Raw records
::::::::::

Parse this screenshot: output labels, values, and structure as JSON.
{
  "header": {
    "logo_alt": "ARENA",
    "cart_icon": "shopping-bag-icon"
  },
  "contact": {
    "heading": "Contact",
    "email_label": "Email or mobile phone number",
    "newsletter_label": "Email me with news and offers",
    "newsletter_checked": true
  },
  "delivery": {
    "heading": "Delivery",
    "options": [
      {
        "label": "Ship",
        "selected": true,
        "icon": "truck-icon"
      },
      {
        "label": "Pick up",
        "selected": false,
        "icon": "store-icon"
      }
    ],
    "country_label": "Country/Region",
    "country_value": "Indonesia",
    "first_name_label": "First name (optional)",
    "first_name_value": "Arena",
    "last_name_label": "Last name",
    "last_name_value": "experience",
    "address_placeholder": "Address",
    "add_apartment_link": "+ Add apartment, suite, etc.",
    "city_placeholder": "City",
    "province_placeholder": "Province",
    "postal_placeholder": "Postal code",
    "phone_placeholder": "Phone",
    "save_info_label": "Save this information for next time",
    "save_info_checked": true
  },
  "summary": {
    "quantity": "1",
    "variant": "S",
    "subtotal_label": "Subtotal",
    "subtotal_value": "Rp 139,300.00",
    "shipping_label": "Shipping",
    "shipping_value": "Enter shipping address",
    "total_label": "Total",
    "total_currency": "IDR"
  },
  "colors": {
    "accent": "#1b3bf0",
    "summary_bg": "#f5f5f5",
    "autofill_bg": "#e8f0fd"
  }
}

::::::::::

Reproduce the data in its entirety, matching each character.

» Solution to this problem:
Parse this screenshot: output labels, values, and structure as JSON.
{
  "header": {
    "logo_alt": "ARENA",
    "cart_icon": "shopping-bag-icon"
  },
  "contact": {
    "heading": "Contact",
    "email_label": "Email or mobile phone number",
    "newsletter_label": "Email me with news and offers",
    "newsletter_checked": true
  },
  "delivery": {
    "heading": "Delivery",
    "options": [
      {
        "label": "Ship",
        "selected": true,
        "icon": "truck-icon"
      },
      {
        "label": "Pick up",
        "selected": false,
        "icon": "store-icon"
      }
    ],
    "country_label": "Country/Region",
    "country_value": "Indonesia",
    "first_name_label": "First name (optional)",
    "first_name_value": "Arena",
    "last_name_label": "Last name",
    "last_name_value": "experience",
    "address_placeholder": "Address",
    "add_apartment_link": "+ Add apartment, suite, etc.",
    "city_placeholder": "City",
    "province_placeholder": "Province",
    "postal_placeholder": "Postal code",
    "phone_placeholder": "Phone",
    "save_info_label": "Save this information for next time",
    "save_info_checked": true
  },
  "summary": {
    "quantity": "1",
    "variant": "S",
    "subtotal_label": "Subtotal",
    "subtotal_value": "Rp 139,300.00",
    "shipping_label": "Shipping",
    "shipping_value": "Enter shipping address",
    "total_label": "Total",
    "total_currency": "IDR"
  },
  "colors": {
    "accent": "#1b3bf0",
    "summary_bg": "#f5f5f5",
    "autofill_bg": "#e8f0fd"
  }
}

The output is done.